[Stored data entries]
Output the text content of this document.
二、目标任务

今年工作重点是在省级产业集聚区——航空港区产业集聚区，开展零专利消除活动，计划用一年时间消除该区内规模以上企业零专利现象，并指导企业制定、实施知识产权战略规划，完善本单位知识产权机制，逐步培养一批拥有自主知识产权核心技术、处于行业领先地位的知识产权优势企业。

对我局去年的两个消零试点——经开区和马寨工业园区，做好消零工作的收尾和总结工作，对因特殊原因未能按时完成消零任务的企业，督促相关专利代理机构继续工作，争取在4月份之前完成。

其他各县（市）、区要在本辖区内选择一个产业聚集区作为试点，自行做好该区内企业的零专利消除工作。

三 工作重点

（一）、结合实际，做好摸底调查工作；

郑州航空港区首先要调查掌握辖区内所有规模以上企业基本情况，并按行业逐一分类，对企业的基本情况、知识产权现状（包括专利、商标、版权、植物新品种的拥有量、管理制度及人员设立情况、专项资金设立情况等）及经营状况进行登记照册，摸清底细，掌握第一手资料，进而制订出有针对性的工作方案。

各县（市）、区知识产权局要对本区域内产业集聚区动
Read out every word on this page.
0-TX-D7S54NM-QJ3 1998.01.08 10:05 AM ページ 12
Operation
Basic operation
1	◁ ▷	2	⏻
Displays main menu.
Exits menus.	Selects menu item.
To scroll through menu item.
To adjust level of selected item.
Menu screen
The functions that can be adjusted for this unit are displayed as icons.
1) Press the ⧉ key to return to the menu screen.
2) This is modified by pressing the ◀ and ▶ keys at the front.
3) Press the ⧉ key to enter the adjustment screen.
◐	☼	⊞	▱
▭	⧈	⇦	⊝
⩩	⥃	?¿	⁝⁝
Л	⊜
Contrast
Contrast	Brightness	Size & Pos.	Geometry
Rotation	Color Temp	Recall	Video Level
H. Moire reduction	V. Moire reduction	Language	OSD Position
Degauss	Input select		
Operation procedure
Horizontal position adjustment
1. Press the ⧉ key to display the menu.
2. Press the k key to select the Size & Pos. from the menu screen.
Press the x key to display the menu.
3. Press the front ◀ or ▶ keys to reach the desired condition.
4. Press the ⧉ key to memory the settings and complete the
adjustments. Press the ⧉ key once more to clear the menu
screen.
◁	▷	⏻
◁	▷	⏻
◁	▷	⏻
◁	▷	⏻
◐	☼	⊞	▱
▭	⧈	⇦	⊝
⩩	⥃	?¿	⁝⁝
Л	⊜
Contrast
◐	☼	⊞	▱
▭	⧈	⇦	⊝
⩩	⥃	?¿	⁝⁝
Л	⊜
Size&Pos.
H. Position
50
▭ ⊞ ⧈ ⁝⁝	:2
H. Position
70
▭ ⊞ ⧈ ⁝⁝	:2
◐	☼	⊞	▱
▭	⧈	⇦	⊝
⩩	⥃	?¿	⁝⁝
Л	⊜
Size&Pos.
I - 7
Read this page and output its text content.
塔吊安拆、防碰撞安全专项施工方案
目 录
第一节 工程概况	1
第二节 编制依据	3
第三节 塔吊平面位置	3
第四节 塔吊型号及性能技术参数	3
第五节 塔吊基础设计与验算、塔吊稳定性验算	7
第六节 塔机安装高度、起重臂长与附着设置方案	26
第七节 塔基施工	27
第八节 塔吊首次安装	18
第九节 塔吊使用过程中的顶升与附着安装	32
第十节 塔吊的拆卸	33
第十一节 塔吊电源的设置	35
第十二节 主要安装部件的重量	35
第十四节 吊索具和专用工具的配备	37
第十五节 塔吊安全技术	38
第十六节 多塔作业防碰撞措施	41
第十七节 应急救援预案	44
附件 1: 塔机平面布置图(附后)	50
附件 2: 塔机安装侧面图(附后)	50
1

— EXERCISE OBJECTIVE —
Make an exact copy of the material above.

— THE OUTPUT —
Output the text content of this document.
二、目标任务

今年工作重点是在省级产业集聚区——航空港区产业集聚区，开展零专利消除活动，计划用一年时间消除该区内规模以上企业零专利现象，并指导企业制定、实施知识产权战略规划，完善本单位知识产权机制，逐步培养一批拥有自主知识产权核心技术、处于行业领先地位的知识产权优势企业。

对我局去年的两个消零试点——经开区和马寨工业园区，做好消零工作的收尾和总结工作，对因特殊原因未能按时完成消零任务的企业，督促相关专利代理机构继续工作，争取在4月份之前完成。

其他各县（市）、区要在本辖区内选择一个产业聚集区作为试点，自行做好该区内企业的零专利消除工作。

三 工作重点

（一）、结合实际，做好摸底调查工作；

郑州航空港区首先要调查掌握辖区内所有规模以上企业基本情况，并按行业逐一分类，对企业的基本情况、知识产权现状（包括专利、商标、版权、植物新品种的拥有量、管理制度及人员设立情况、专项资金设立情况等）及经营状况进行登记照册，摸清底细，掌握第一手资料，进而制订出有针对性的工作方案。

各县（市）、区知识产权局要对本区域内产业集聚区动
Read out every word on this page.
0-TX-D7S54NM-QJ3 1998.01.08 10:05 AM ページ 12
Operation
Basic operation
1	◁ ▷	2	⏻
Displays main menu.
Exits menus.	Selects menu item.
To scroll through menu item.
To adjust level of selected item.
Menu screen
The functions that can be adjusted for this unit are displayed as icons.
1) Press the ⧉ key to return to the menu screen.
2) This is modified by pressing the ◀ and ▶ keys at the front.
3) Press the ⧉ key to enter the adjustment screen.
◐	☼	⊞	▱
▭	⧈	⇦	⊝
⩩	⥃	?¿	⁝⁝
Л	⊜
Contrast
Contrast	Brightness	Size & Pos.	Geometry
Rotation	Color Temp	Recall	Video Level
H. Moire reduction	V. Moire reduction	Language	OSD Position
Degauss	Input select		
Operation procedure
Horizontal position adjustment
1. Press the ⧉ key to display the menu.
2. Press the k key to select the Size & Pos. from the menu screen.
Press the x key to display the menu.
3. Press the front ◀ or ▶ keys to reach the desired condition.
4. Press the ⧉ key to memory the settings and complete the
adjustments. Press the ⧉ key once more to clear the menu
screen.
◁	▷	⏻
◁	▷	⏻
◁	▷	⏻
◁	▷	⏻
◐	☼	⊞	▱
▭	⧈	⇦	⊝
⩩	⥃	?¿	⁝⁝
Л	⊜
Contrast
◐	☼	⊞	▱
▭	⧈	⇦	⊝
⩩	⥃	?¿	⁝⁝
Л	⊜
Size&Pos.
H. Position
50
▭ ⊞ ⧈ ⁝⁝	:2
H. Position
70
▭ ⊞ ⧈ ⁝⁝	:2
◐	☼	⊞	▱
▭	⧈	⇦	⊝
⩩	⥃	?¿	⁝⁝
Л	⊜
Size&Pos.
I - 7
Read this page and output its text content.
塔吊安拆、防碰撞安全专项施工方案
目 录
第一节 工程概况	1
第二节 编制依据	3
第三节 塔吊平面位置	3
第四节 塔吊型号及性能技术参数	3
第五节 塔吊基础设计与验算、塔吊稳定性验算	7
第六节 塔机安装高度、起重臂长与附着设置方案	26
第七节 塔基施工	27
第八节 塔吊首次安装	18
第九节 塔吊使用过程中的顶升与附着安装	32
第十节 塔吊的拆卸	33
第十一节 塔吊电源的设置	35
第十二节 主要安装部件的重量	35
第十四节 吊索具和专用工具的配备	37
第十五节 塔吊安全技术	38
第十六节 多塔作业防碰撞措施	41
第十七节 应急救援预案	44
附件 1: 塔机平面布置图(附后)	50
附件 2: 塔机安装侧面图(附后)	50
1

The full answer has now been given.